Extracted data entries
******************************
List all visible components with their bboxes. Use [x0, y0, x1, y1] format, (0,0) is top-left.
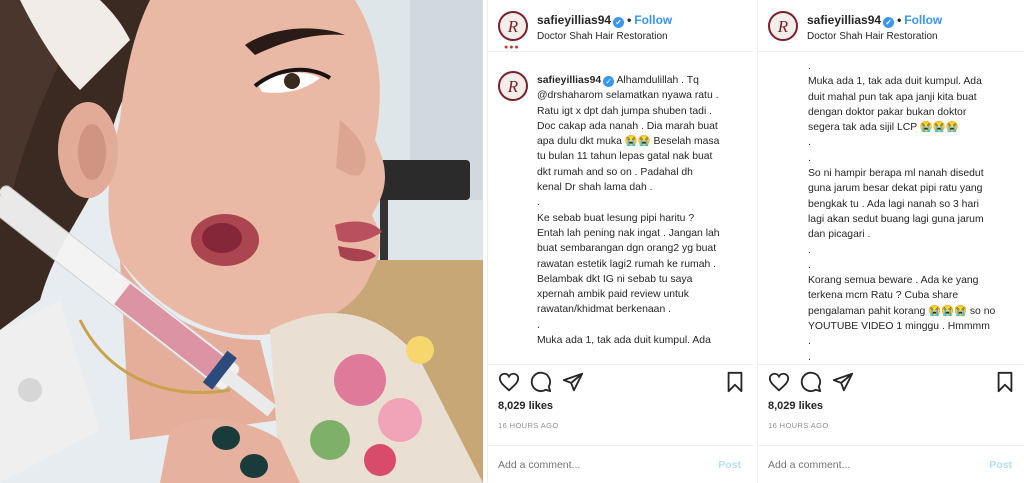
heart-icon[interactable] — [498, 371, 522, 395]
caption-line: Entah lah pening nak ingat . Jangan lah — [537, 227, 720, 239]
photo-illustration — [0, 0, 483, 483]
avatar[interactable]: R — [768, 11, 798, 41]
separator-dot: • — [627, 13, 632, 27]
post-photo — [0, 0, 483, 483]
caption-line: Ke sebab buat lesung pipi haritu ? — [537, 212, 695, 224]
caption-line: bengkak tu . Ada lagi nanah so 3 hari — [808, 198, 979, 210]
caption-line: Belambak dkt IG ni sebab tu saya — [537, 273, 693, 285]
post-timestamp: 16 HOURS AGO — [768, 421, 829, 430]
caption-line: lagi akan sedut buang lagi guna jarum — [808, 213, 984, 225]
comment-box: Post — [758, 445, 1024, 483]
caption-line: buat sembarangan dgn orang2 yg buat — [537, 243, 717, 255]
likes-count[interactable]: 8,029 likes — [768, 400, 823, 412]
caption-line: safieyillias94 ✓ Alhamdulillah . Tq — [537, 73, 745, 88]
separator-dot: • — [897, 13, 902, 27]
bookmark-icon[interactable] — [724, 371, 748, 395]
caption-line: apa dulu dkt muka 😭😭 Beselah masa — [537, 136, 720, 148]
username-row: safieyillias94 ✓ • Follow — [807, 13, 942, 28]
caption-line: . — [808, 259, 811, 271]
follow-button[interactable]: Follow — [904, 13, 942, 27]
caption-line: . — [808, 351, 811, 363]
caption-line: Muka ada 1, tak ada duit kumpul. Ada — [808, 76, 982, 88]
avatar-dots: ●●● — [504, 44, 520, 51]
caption-line: dkt rumah and so on . Padahal dh — [537, 166, 693, 178]
caption-line: terkena mcm Ratu ? Cuba share — [808, 290, 959, 302]
post-timestamp: 16 HOURS AGO — [498, 421, 559, 430]
caption-line: . — [808, 336, 811, 348]
caption-line: . — [537, 197, 540, 209]
caption-avatar[interactable]: R — [498, 71, 528, 101]
username-row: safieyillias94 ✓ • Follow — [537, 13, 672, 28]
username-link[interactable]: safieyillias94 — [807, 13, 881, 27]
verified-badge-icon: ✓ — [613, 17, 625, 28]
caption-line: kenal Dr shah lama dah . — [537, 182, 653, 194]
action-bar: 8,029 likes 16 HOURS AGO Post — [488, 364, 753, 483]
caption-area: R safieyillias94 ✓ Alhamdulillah . Tq @dr… — [488, 53, 753, 363]
share-icon[interactable] — [832, 371, 856, 395]
caption-text: safieyillias94 ✓ Alhamdulillah . Tq @drsh… — [537, 73, 745, 348]
caption-line: segera tak ada sijil LCP 😭😭😭 — [808, 122, 959, 134]
action-bar: 8,029 likes 16 HOURS AGO Post — [758, 364, 1024, 483]
caption-line: . — [808, 137, 811, 149]
avatar-monogram: R — [507, 16, 519, 36]
caption-line: Doc cakap ada nanah . Dia marah buat — [537, 120, 718, 132]
caption-line: . — [808, 61, 811, 72]
avatar-monogram: R — [507, 76, 519, 96]
comment-box: Post — [488, 445, 753, 483]
verified-badge-icon: ✓ — [603, 76, 615, 87]
caption-text: . Muka ada 1, tak ada duit kumpul. Ada d… — [808, 59, 1016, 363]
caption-username[interactable]: safieyillias94 — [537, 75, 601, 86]
verified-badge-icon: ✓ — [883, 17, 895, 28]
username-link[interactable]: safieyillias94 — [537, 13, 611, 27]
caption-line: YOUTUBE VIDEO 1 minggu . Hmmmm — [808, 321, 990, 333]
likes-count[interactable]: 8,029 likes — [498, 400, 553, 412]
comment-input[interactable] — [768, 459, 958, 471]
caption-line: . — [808, 244, 811, 256]
avatar[interactable]: R — [498, 11, 528, 41]
heart-icon[interactable] — [768, 371, 792, 395]
post-header: R safieyillias94 ✓ • Follow Doctor Shah Hai… — [758, 0, 1024, 52]
share-icon[interactable] — [562, 371, 586, 395]
caption-line: . — [537, 319, 540, 331]
caption-line: rawatan estetik lagi2 rumah ke rumah . — [537, 258, 717, 270]
caption-line: @drshaharom selamatkan nyawa ratu . — [537, 90, 719, 102]
location-link[interactable]: Doctor Shah Hair Restoration — [807, 31, 938, 42]
location-link[interactable]: Doctor Shah Hair Restoration — [537, 31, 668, 42]
caption-line: guna jarum besar dekat pipi ratu yang — [808, 183, 983, 195]
post-panel-2: R safieyillias94 ✓ • Follow Doctor Shah Hai… — [757, 0, 1024, 483]
comment-input[interactable] — [498, 459, 688, 471]
comment-icon[interactable] — [530, 371, 554, 395]
post-panel-1: R ●●● safieyillias94 ✓ • Follow Doctor Shah… — [487, 0, 753, 483]
caption-line: . — [808, 152, 811, 164]
caption-line: xpernah ambik paid review untuk — [537, 289, 689, 301]
avatar-monogram: R — [777, 16, 789, 36]
caption-line: rawatan/khidmat berkenaan . — [537, 304, 672, 316]
comment-icon[interactable] — [800, 371, 824, 395]
post-header: R ●●● safieyillias94 ✓ • Follow Doctor Shah… — [488, 0, 753, 52]
caption-area: . Muka ada 1, tak ada duit kumpul. Ada d… — [758, 53, 1024, 363]
caption-line: dengan doktor pakar bukan doktor — [808, 106, 967, 118]
post-comment-button[interactable]: Post — [718, 459, 741, 471]
caption-line: tu bulan 11 tahun lepas gatal nak buat — [537, 151, 713, 163]
caption-line: So ni hampir berapa ml nanah disedut — [808, 168, 984, 180]
caption-line: dan picagari . — [808, 229, 871, 241]
caption-line-text: Alhamdulillah . Tq — [616, 75, 699, 86]
caption-line: Muka ada 1, tak ada duit kumpul. Ada — [537, 335, 711, 347]
caption-line: duit mahal pun tak apa janji kita buat — [808, 91, 977, 103]
caption-line: Korang semua beware . Ada ke yang — [808, 275, 979, 287]
caption-line: Ratu igt x dpt dah jumpa shuben tadi . — [537, 105, 713, 117]
bookmark-icon[interactable] — [994, 371, 1018, 395]
follow-button[interactable]: Follow — [634, 13, 672, 27]
caption-line: pengalaman pahit korang 😭😭😭 so no — [808, 305, 996, 317]
post-comment-button[interactable]: Post — [989, 459, 1012, 471]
******************************
**Instruction**
Rewrite the data between the lines holding "heart-icon[interactable] — [498, 371, 522, 395]" and "caption-line: bengkak tu", inclusive, updating every "caption-line" to "text-line" and leaving everything else unchanged.

**Full response**
heart-icon[interactable] — [498, 371, 522, 395]
text-line: Entah lah pening nak ingat . Jangan lah — [537, 227, 720, 239]
photo-illustration — [0, 0, 483, 483]
avatar[interactable]: R — [768, 11, 798, 41]
separator-dot: • — [627, 13, 632, 27]
post-photo — [0, 0, 483, 483]
text-line: Ke sebab buat lesung pipi haritu ? — [537, 212, 695, 224]
text-line: bengkak tu . Ada lagi nanah so 3 hari — [808, 198, 979, 210]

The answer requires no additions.